[EXERCISE] Wherever a line holds the string "Waist", copy that line.
※ ※ ※
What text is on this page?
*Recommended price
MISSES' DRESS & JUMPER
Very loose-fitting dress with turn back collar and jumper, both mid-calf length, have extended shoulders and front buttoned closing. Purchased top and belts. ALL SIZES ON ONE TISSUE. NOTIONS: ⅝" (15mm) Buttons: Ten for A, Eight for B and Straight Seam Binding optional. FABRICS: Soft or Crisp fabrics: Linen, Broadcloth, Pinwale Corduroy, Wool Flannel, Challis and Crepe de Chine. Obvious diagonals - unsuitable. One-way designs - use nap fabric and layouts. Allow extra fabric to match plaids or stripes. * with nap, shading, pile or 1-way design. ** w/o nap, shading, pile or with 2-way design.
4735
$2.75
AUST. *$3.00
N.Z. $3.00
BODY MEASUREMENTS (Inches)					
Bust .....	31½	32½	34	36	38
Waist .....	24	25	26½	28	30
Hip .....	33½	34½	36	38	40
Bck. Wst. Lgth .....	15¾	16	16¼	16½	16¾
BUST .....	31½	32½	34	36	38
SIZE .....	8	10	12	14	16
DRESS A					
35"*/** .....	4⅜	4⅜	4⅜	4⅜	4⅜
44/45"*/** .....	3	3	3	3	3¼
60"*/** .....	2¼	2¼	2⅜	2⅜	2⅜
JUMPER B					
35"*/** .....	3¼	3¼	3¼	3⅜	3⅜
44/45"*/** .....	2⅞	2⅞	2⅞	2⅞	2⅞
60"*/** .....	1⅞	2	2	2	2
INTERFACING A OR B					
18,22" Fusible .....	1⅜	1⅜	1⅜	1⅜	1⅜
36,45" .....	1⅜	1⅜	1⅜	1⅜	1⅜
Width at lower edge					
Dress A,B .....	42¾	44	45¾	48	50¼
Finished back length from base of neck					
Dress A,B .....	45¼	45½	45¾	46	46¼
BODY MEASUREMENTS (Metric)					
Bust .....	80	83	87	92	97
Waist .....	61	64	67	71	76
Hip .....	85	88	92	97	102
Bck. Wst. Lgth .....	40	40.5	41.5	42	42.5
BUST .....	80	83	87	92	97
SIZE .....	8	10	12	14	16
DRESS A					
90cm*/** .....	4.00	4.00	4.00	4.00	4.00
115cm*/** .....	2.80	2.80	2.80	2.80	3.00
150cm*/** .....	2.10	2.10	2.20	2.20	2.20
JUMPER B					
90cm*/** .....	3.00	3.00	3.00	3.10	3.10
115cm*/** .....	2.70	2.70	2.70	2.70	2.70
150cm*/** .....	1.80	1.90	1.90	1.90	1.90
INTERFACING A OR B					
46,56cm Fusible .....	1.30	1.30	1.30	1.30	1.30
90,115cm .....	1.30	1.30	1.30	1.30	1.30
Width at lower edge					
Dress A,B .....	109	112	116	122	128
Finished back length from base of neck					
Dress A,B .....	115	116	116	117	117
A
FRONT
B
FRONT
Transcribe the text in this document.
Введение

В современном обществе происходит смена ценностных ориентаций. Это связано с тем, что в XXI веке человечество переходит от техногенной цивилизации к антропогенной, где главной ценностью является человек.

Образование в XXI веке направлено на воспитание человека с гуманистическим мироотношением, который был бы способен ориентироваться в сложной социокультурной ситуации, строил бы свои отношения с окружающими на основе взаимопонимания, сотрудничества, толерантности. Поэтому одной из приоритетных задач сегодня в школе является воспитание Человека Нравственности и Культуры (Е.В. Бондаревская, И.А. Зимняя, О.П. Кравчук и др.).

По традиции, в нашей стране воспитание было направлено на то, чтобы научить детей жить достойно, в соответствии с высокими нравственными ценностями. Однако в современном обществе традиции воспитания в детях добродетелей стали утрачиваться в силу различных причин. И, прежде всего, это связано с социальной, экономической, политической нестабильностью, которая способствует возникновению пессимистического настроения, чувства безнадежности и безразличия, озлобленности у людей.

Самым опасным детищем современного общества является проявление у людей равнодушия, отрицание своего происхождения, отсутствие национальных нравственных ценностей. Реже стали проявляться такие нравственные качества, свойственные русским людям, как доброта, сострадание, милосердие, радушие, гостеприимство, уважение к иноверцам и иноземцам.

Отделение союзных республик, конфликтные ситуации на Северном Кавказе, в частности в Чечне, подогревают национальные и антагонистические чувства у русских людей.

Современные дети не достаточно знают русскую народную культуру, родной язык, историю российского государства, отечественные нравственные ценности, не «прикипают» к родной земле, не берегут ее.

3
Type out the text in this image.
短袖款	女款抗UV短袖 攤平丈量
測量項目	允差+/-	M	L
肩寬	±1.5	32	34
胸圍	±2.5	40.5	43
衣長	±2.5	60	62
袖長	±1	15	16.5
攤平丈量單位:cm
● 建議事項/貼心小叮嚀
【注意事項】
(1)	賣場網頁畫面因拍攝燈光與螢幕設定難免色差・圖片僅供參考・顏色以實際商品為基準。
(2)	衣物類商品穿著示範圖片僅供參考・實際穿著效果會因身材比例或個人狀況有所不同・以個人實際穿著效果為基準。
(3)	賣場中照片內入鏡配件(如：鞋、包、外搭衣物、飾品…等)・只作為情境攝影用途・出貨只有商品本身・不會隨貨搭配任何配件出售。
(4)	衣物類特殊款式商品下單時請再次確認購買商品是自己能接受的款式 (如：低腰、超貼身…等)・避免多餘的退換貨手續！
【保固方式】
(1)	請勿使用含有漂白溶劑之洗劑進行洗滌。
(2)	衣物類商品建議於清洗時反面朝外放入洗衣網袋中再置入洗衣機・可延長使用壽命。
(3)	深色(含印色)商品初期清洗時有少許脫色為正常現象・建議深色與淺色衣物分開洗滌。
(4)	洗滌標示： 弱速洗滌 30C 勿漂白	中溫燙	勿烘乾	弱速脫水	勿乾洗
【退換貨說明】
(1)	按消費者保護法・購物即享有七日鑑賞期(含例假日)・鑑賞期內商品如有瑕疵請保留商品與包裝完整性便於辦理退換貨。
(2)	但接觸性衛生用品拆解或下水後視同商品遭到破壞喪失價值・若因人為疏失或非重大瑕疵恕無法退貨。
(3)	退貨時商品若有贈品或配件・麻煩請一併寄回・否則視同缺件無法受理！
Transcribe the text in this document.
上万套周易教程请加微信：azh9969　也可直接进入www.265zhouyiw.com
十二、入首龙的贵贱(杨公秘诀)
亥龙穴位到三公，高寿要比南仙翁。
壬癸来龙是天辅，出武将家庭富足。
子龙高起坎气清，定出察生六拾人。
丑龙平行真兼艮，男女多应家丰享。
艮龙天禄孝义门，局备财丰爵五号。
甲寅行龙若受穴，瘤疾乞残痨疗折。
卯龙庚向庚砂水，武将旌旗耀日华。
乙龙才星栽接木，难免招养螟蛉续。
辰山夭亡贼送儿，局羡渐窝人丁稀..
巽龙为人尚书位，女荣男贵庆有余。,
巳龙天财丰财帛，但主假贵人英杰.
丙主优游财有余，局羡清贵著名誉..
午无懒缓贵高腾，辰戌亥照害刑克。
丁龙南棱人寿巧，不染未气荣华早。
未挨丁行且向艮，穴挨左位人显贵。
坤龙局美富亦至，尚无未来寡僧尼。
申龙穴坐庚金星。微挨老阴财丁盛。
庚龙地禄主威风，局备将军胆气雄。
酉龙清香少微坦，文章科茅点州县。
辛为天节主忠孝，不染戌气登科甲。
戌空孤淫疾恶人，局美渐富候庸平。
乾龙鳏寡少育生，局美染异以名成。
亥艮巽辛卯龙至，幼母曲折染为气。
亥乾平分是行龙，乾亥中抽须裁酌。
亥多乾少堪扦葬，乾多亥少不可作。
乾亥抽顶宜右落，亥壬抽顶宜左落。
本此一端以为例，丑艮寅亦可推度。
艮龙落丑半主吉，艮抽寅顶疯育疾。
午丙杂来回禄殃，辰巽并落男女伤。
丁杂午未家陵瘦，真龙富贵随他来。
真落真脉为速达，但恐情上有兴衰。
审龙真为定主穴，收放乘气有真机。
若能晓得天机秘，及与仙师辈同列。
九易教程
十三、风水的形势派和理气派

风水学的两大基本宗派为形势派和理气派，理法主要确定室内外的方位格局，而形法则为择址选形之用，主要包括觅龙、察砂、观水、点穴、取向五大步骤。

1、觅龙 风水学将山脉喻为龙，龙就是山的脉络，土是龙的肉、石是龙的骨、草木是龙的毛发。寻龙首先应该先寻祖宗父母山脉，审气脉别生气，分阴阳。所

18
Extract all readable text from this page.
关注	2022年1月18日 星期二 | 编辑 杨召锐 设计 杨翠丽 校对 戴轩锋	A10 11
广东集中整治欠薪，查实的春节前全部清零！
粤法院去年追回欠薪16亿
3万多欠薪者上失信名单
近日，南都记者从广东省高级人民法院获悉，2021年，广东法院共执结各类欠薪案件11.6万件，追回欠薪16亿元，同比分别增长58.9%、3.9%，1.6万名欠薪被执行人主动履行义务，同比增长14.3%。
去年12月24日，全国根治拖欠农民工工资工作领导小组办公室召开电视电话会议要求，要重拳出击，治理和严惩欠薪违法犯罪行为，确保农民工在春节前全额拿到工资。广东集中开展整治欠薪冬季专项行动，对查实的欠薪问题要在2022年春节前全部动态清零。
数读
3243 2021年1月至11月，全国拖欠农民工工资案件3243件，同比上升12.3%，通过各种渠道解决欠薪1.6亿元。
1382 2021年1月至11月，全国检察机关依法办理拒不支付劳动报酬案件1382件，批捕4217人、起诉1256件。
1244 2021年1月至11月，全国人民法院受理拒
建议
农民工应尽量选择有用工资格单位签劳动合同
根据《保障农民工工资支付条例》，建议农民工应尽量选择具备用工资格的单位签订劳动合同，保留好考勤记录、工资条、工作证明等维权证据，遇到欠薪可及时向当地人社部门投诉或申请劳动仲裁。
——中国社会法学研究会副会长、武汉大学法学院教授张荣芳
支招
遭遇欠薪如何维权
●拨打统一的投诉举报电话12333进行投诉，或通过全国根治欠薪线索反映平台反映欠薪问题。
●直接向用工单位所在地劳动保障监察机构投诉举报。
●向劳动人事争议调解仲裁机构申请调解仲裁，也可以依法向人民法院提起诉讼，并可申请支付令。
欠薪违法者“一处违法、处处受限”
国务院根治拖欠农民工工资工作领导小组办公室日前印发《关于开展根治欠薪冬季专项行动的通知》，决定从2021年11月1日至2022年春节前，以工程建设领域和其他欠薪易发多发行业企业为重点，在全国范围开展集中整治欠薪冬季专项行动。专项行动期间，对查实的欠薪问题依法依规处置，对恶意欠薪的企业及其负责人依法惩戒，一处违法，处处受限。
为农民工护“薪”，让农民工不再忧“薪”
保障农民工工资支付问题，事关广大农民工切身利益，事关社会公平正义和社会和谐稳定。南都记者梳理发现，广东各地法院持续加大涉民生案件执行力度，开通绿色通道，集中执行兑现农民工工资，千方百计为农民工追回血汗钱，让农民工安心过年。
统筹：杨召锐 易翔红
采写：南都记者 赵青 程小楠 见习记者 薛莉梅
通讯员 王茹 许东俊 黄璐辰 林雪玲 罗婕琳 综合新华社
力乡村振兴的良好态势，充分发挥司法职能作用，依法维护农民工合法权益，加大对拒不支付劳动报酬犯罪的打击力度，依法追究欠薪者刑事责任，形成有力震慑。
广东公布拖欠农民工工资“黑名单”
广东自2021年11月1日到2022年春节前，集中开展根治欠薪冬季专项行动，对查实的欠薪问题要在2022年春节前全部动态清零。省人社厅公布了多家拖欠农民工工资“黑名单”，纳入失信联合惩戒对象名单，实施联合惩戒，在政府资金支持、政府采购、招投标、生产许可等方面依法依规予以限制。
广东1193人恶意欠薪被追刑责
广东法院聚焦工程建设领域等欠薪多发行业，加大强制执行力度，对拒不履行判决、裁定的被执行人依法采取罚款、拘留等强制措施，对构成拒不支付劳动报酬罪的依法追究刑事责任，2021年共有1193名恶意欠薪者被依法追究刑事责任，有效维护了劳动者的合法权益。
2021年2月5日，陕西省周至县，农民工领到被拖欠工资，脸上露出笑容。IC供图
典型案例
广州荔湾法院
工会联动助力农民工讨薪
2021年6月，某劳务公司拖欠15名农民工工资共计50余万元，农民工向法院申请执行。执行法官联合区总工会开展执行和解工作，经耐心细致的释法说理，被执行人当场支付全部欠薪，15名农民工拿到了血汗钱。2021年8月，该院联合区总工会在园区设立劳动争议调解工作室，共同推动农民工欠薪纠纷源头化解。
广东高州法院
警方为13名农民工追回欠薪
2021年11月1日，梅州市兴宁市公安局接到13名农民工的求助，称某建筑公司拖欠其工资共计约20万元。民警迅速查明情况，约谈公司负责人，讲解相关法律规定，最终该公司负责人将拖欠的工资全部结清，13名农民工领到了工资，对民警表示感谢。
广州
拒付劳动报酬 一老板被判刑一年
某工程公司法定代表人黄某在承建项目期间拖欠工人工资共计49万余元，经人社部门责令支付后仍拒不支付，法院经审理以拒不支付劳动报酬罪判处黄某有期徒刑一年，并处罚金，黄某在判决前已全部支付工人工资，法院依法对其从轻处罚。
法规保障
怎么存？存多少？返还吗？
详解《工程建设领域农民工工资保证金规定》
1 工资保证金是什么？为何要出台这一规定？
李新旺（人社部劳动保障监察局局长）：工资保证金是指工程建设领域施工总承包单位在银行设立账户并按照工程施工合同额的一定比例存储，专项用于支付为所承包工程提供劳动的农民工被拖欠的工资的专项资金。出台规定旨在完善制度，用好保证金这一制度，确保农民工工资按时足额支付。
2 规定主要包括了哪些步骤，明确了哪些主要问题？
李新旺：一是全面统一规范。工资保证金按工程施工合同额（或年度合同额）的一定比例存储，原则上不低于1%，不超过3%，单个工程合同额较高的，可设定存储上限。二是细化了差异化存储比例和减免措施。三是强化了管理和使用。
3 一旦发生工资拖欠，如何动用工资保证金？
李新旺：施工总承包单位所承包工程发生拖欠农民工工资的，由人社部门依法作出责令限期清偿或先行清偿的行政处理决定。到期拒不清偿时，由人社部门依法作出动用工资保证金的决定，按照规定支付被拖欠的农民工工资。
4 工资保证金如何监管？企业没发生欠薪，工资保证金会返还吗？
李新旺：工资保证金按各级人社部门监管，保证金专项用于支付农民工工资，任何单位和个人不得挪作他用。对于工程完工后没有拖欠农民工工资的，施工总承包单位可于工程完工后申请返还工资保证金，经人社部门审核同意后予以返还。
※ ※ ※
[CORRECT ANSWER]
Waist .....	24	25	26½	28	30
Waist .....	61	64	67	71	76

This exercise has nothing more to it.